----- Data shown -----
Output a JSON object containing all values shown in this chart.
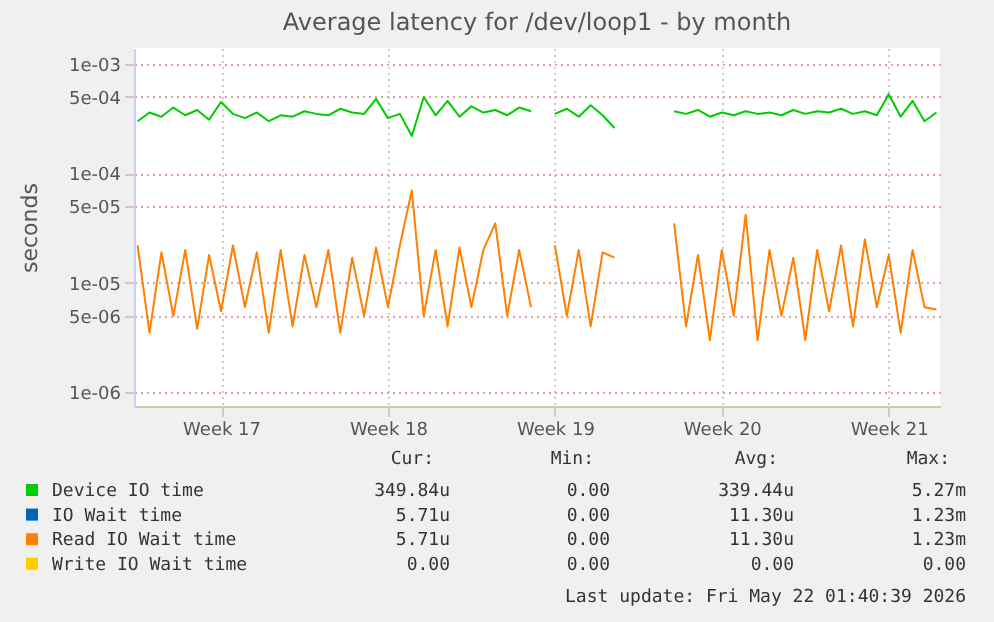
{
  "chart_data": {
    "type": "line",
    "title": "Average latency for /dev/loop1 - by month",
    "ylabel": "seconds",
    "log": true,
    "grid": true,
    "legend": "bottom",
    "ylim": [
      7.5e-07,
      0.0014
    ],
    "yticks": [
      {
        "value": 1e-06,
        "label": "1e-06"
      },
      {
        "value": 5e-06,
        "label": "5e-06"
      },
      {
        "value": 1e-05,
        "label": "1e-05"
      },
      {
        "value": 5e-05,
        "label": "5e-05"
      },
      {
        "value": 0.0001,
        "label": "1e-04"
      },
      {
        "value": 0.0005,
        "label": "5e-04"
      },
      {
        "value": 0.001,
        "label": "1e-03"
      }
    ],
    "categories": [
      null,
      null,
      null,
      null,
      null,
      null,
      null,
      "Week 17",
      null,
      null,
      null,
      null,
      null,
      null,
      null,
      null,
      null,
      null,
      null,
      null,
      null,
      "Week 18",
      null,
      null,
      null,
      null,
      null,
      null,
      null,
      null,
      null,
      null,
      null,
      null,
      null,
      "Week 19",
      null,
      null,
      null,
      null,
      null,
      null,
      null,
      null,
      null,
      null,
      null,
      null,
      null,
      "Week 20",
      null,
      null,
      null,
      null,
      null,
      null,
      null,
      null,
      null,
      null,
      null,
      null,
      null,
      "Week 21",
      null,
      null,
      null,
      null
    ],
    "series": [
      {
        "name": "Device IO time",
        "color": "#00cc00",
        "values": [
          0.0003,
          0.00036,
          0.00033,
          0.0004,
          0.00034,
          0.00038,
          0.00031,
          0.00045,
          0.00035,
          0.00032,
          0.00036,
          0.0003,
          0.00034,
          0.00033,
          0.00037,
          0.00035,
          0.00034,
          0.00039,
          0.00036,
          0.00035,
          0.00048,
          0.00032,
          0.00035,
          0.00022,
          0.0005,
          0.00034,
          0.00046,
          0.00033,
          0.00041,
          0.00036,
          0.00038,
          0.00034,
          0.0004,
          0.00037,
          null,
          0.00035,
          0.00039,
          0.00033,
          0.00042,
          0.00034,
          0.00026,
          null,
          null,
          null,
          null,
          0.00037,
          0.00035,
          0.00038,
          0.00033,
          0.00036,
          0.00034,
          0.00037,
          0.00035,
          0.00036,
          0.00034,
          0.00038,
          0.00035,
          0.00037,
          0.00036,
          0.00039,
          0.00035,
          0.00037,
          0.00034,
          0.00053,
          0.00033,
          0.00046,
          0.0003,
          0.00036
        ]
      },
      {
        "name": "IO Wait time",
        "color": "#0066b3",
        "values": [
          null,
          null,
          null,
          null,
          null,
          null,
          null,
          null,
          null,
          null,
          null,
          null,
          null,
          null,
          null,
          null,
          null,
          null,
          null,
          null,
          null,
          null,
          null,
          null,
          null,
          null,
          null,
          null,
          null,
          null,
          null,
          null,
          null,
          null,
          null,
          null,
          null,
          null,
          null,
          null,
          null,
          null,
          null,
          null,
          null,
          null,
          null,
          null,
          null,
          null,
          null,
          null,
          null,
          null,
          null,
          null,
          null,
          null,
          null,
          null,
          null,
          null,
          null,
          null,
          null,
          null,
          null,
          null
        ]
      },
      {
        "name": "Read IO Wait time",
        "color": "#ff8000",
        "values": [
          2.2e-05,
          3.5e-06,
          1.9e-05,
          5e-06,
          2e-05,
          3.8e-06,
          1.8e-05,
          5.5e-06,
          2.2e-05,
          6e-06,
          1.9e-05,
          3.5e-06,
          2e-05,
          4e-06,
          1.8e-05,
          6e-06,
          2e-05,
          3.5e-06,
          1.7e-05,
          5e-06,
          2.1e-05,
          6e-06,
          2.2e-05,
          7e-05,
          5e-06,
          2e-05,
          4e-06,
          2.1e-05,
          6e-06,
          2e-05,
          3.5e-05,
          5e-06,
          2e-05,
          6e-06,
          null,
          2.2e-05,
          5e-06,
          2e-05,
          4e-06,
          1.9e-05,
          1.7e-05,
          null,
          null,
          null,
          null,
          3.5e-05,
          4e-06,
          1.8e-05,
          3e-06,
          2e-05,
          5e-06,
          4.2e-05,
          3e-06,
          2e-05,
          5e-06,
          1.7e-05,
          3e-06,
          2e-05,
          5.5e-06,
          2.2e-05,
          4e-06,
          2.5e-05,
          6e-06,
          1.8e-05,
          3.5e-06,
          2e-05,
          6e-06,
          5.7e-06
        ]
      },
      {
        "name": "Write IO Wait time",
        "color": "#ffcc00",
        "values": [
          null,
          null,
          null,
          null,
          null,
          null,
          null,
          null,
          null,
          null,
          null,
          null,
          null,
          null,
          null,
          null,
          null,
          null,
          null,
          null,
          null,
          null,
          null,
          null,
          null,
          null,
          null,
          null,
          null,
          null,
          null,
          null,
          null,
          null,
          null,
          null,
          null,
          null,
          null,
          null,
          null,
          null,
          null,
          null,
          null,
          null,
          null,
          null,
          null,
          null,
          null,
          null,
          null,
          null,
          null,
          null,
          null,
          null,
          null,
          null,
          null,
          null,
          null,
          null,
          null,
          null,
          null,
          null
        ]
      }
    ],
    "annotations": [
      "Cur:",
      "Min:",
      "Avg:",
      "Max:",
      "349.84u",
      "0.00",
      "339.44u",
      "5.27m",
      "5.71u",
      "0.00",
      "11.30u",
      "1.23m",
      "5.71u",
      "0.00",
      "11.30u",
      "1.23m",
      "0.00",
      "0.00",
      "0.00",
      "0.00",
      "Last update: Fri May 22 01:40:39 2026"
    ]
  }
}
-----
How many of the lines above hold the word "time"? Give only that number.

→ Response:
4